■ **GIVEN REQUEST**
Output the full listing word for word.
___ INPUT DATA ___
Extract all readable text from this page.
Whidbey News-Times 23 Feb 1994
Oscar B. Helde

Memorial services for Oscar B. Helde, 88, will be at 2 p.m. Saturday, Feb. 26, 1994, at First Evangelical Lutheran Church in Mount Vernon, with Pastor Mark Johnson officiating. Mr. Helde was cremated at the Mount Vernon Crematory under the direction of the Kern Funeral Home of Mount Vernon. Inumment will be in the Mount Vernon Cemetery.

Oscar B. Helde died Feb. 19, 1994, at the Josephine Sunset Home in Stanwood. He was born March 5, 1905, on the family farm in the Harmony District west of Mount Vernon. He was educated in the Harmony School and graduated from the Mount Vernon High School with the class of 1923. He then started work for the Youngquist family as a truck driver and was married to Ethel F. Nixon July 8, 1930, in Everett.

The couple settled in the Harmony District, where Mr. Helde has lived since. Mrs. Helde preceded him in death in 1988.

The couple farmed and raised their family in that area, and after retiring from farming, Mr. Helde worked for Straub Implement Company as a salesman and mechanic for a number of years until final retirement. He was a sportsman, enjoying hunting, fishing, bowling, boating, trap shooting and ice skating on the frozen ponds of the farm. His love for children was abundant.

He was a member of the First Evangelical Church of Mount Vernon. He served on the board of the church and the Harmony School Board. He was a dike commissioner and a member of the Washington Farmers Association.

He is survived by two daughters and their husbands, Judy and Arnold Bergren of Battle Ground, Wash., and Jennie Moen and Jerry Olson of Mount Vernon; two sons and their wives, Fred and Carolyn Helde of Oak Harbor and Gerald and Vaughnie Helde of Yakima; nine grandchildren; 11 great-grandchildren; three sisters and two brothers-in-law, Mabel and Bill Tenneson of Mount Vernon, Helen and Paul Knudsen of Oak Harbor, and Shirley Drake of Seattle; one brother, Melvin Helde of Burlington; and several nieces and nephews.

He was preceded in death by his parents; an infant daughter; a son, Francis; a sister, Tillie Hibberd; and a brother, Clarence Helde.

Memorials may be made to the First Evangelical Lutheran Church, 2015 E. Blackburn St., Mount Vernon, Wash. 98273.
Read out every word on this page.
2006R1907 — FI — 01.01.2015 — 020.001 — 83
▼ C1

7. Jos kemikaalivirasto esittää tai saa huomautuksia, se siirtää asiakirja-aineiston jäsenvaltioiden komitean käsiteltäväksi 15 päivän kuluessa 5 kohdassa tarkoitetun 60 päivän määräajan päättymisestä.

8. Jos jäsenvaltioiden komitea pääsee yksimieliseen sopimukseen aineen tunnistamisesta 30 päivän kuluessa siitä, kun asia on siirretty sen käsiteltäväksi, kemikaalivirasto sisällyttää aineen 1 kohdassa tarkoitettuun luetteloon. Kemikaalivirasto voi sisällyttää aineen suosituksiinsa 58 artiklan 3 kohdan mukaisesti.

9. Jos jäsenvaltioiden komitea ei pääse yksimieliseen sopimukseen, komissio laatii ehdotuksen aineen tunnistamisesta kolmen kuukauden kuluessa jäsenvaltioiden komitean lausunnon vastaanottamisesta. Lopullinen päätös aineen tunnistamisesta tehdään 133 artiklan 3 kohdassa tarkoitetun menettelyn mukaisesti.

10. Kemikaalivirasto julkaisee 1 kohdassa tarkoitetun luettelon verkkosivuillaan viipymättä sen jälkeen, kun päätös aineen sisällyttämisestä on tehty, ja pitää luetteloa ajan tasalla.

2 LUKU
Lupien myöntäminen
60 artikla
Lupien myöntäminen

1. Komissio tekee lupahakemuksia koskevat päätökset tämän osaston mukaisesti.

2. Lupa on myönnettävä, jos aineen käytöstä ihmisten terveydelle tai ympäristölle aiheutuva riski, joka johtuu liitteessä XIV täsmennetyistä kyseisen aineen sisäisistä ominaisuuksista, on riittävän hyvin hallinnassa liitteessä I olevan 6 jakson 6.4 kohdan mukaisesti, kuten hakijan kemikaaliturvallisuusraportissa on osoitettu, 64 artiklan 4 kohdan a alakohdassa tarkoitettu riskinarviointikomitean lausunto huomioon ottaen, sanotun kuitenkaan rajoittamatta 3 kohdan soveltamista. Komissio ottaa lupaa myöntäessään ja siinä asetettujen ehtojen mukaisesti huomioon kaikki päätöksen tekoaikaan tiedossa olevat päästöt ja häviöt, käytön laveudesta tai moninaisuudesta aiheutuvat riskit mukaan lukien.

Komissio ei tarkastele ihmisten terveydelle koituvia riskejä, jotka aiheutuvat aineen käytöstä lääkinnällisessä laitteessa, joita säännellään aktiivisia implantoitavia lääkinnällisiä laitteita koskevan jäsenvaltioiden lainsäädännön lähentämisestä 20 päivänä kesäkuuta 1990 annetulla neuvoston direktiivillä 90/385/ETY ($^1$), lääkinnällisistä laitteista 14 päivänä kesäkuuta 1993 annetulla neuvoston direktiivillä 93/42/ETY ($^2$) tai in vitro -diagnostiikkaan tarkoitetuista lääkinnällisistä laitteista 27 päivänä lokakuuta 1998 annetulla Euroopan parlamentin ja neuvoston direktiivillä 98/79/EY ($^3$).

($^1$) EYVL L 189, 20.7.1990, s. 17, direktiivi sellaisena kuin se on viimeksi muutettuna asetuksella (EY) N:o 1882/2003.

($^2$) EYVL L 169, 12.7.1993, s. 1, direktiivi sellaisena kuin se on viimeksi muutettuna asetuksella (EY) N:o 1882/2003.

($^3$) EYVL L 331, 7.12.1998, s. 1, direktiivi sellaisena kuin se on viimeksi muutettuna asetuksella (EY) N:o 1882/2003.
___
■ **ANSWER TO THIS PROBLEM**
Extract all readable text from this page.
Whidbey News-Times 23 Feb 1994
Oscar B. Helde

Memorial services for Oscar B. Helde, 88, will be at 2 p.m. Saturday, Feb. 26, 1994, at First Evangelical Lutheran Church in Mount Vernon, with Pastor Mark Johnson officiating. Mr. Helde was cremated at the Mount Vernon Crematory under the direction of the Kern Funeral Home of Mount Vernon. Inumment will be in the Mount Vernon Cemetery.

Oscar B. Helde died Feb. 19, 1994, at the Josephine Sunset Home in Stanwood. He was born March 5, 1905, on the family farm in the Harmony District west of Mount Vernon. He was educated in the Harmony School and graduated from the Mount Vernon High School with the class of 1923. He then started work for the Youngquist family as a truck driver and was married to Ethel F. Nixon July 8, 1930, in Everett.

The couple settled in the Harmony District, where Mr. Helde has lived since. Mrs. Helde preceded him in death in 1988.

The couple farmed and raised their family in that area, and after retiring from farming, Mr. Helde worked for Straub Implement Company as a salesman and mechanic for a number of years until final retirement. He was a sportsman, enjoying hunting, fishing, bowling, boating, trap shooting and ice skating on the frozen ponds of the farm. His love for children was abundant.

He was a member of the First Evangelical Church of Mount Vernon. He served on the board of the church and the Harmony School Board. He was a dike commissioner and a member of the Washington Farmers Association.

He is survived by two daughters and their husbands, Judy and Arnold Bergren of Battle Ground, Wash., and Jennie Moen and Jerry Olson of Mount Vernon; two sons and their wives, Fred and Carolyn Helde of Oak Harbor and Gerald and Vaughnie Helde of Yakima; nine grandchildren; 11 great-grandchildren; three sisters and two brothers-in-law, Mabel and Bill Tenneson of Mount Vernon, Helen and Paul Knudsen of Oak Harbor, and Shirley Drake of Seattle; one brother, Melvin Helde of Burlington; and several nieces and nephews.

He was preceded in death by his parents; an infant daughter; a son, Francis; a sister, Tillie Hibberd; and a brother, Clarence Helde.

Memorials may be made to the First Evangelical Lutheran Church, 2015 E. Blackburn St., Mount Vernon, Wash. 98273.
Read out every word on this page.
2006R1907 — FI — 01.01.2015 — 020.001 — 83
▼ C1

7. Jos kemikaalivirasto esittää tai saa huomautuksia, se siirtää asiakirja-aineiston jäsenvaltioiden komitean käsiteltäväksi 15 päivän kuluessa 5 kohdassa tarkoitetun 60 päivän määräajan päättymisestä.

8. Jos jäsenvaltioiden komitea pääsee yksimieliseen sopimukseen aineen tunnistamisesta 30 päivän kuluessa siitä, kun asia on siirretty sen käsiteltäväksi, kemikaalivirasto sisällyttää aineen 1 kohdassa tarkoitettuun luetteloon. Kemikaalivirasto voi sisällyttää aineen suosituksiinsa 58 artiklan 3 kohdan mukaisesti.

9. Jos jäsenvaltioiden komitea ei pääse yksimieliseen sopimukseen, komissio laatii ehdotuksen aineen tunnistamisesta kolmen kuukauden kuluessa jäsenvaltioiden komitean lausunnon vastaanottamisesta. Lopullinen päätös aineen tunnistamisesta tehdään 133 artiklan 3 kohdassa tarkoitetun menettelyn mukaisesti.

10. Kemikaalivirasto julkaisee 1 kohdassa tarkoitetun luettelon verkkosivuillaan viipymättä sen jälkeen, kun päätös aineen sisällyttämisestä on tehty, ja pitää luetteloa ajan tasalla.

2 LUKU
Lupien myöntäminen
60 artikla
Lupien myöntäminen

1. Komissio tekee lupahakemuksia koskevat päätökset tämän osaston mukaisesti.

2. Lupa on myönnettävä, jos aineen käytöstä ihmisten terveydelle tai ympäristölle aiheutuva riski, joka johtuu liitteessä XIV täsmennetyistä kyseisen aineen sisäisistä ominaisuuksista, on riittävän hyvin hallinnassa liitteessä I olevan 6 jakson 6.4 kohdan mukaisesti, kuten hakijan kemikaaliturvallisuusraportissa on osoitettu, 64 artiklan 4 kohdan a alakohdassa tarkoitettu riskinarviointikomitean lausunto huomioon ottaen, sanotun kuitenkaan rajoittamatta 3 kohdan soveltamista. Komissio ottaa lupaa myöntäessään ja siinä asetettujen ehtojen mukaisesti huomioon kaikki päätöksen tekoaikaan tiedossa olevat päästöt ja häviöt, käytön laveudesta tai moninaisuudesta aiheutuvat riskit mukaan lukien.

Komissio ei tarkastele ihmisten terveydelle koituvia riskejä, jotka aiheutuvat aineen käytöstä lääkinnällisessä laitteessa, joita säännellään aktiivisia implantoitavia lääkinnällisiä laitteita koskevan jäsenvaltioiden lainsäädännön lähentämisestä 20 päivänä kesäkuuta 1990 annetulla neuvoston direktiivillä 90/385/ETY ($^1$), lääkinnällisistä laitteista 14 päivänä kesäkuuta 1993 annetulla neuvoston direktiivillä 93/42/ETY ($^2$) tai in vitro -diagnostiikkaan tarkoitetuista lääkinnällisistä laitteista 27 päivänä lokakuuta 1998 annetulla Euroopan parlamentin ja neuvoston direktiivillä 98/79/EY ($^3$).

($^1$) EYVL L 189, 20.7.1990, s. 17, direktiivi sellaisena kuin se on viimeksi muutettuna asetuksella (EY) N:o 1882/2003.

($^2$) EYVL L 169, 12.7.1993, s. 1, direktiivi sellaisena kuin se on viimeksi muutettuna asetuksella (EY) N:o 1882/2003.

($^3$) EYVL L 331, 7.12.1998, s. 1, direktiivi sellaisena kuin se on viimeksi muutettuna asetuksella (EY) N:o 1882/2003.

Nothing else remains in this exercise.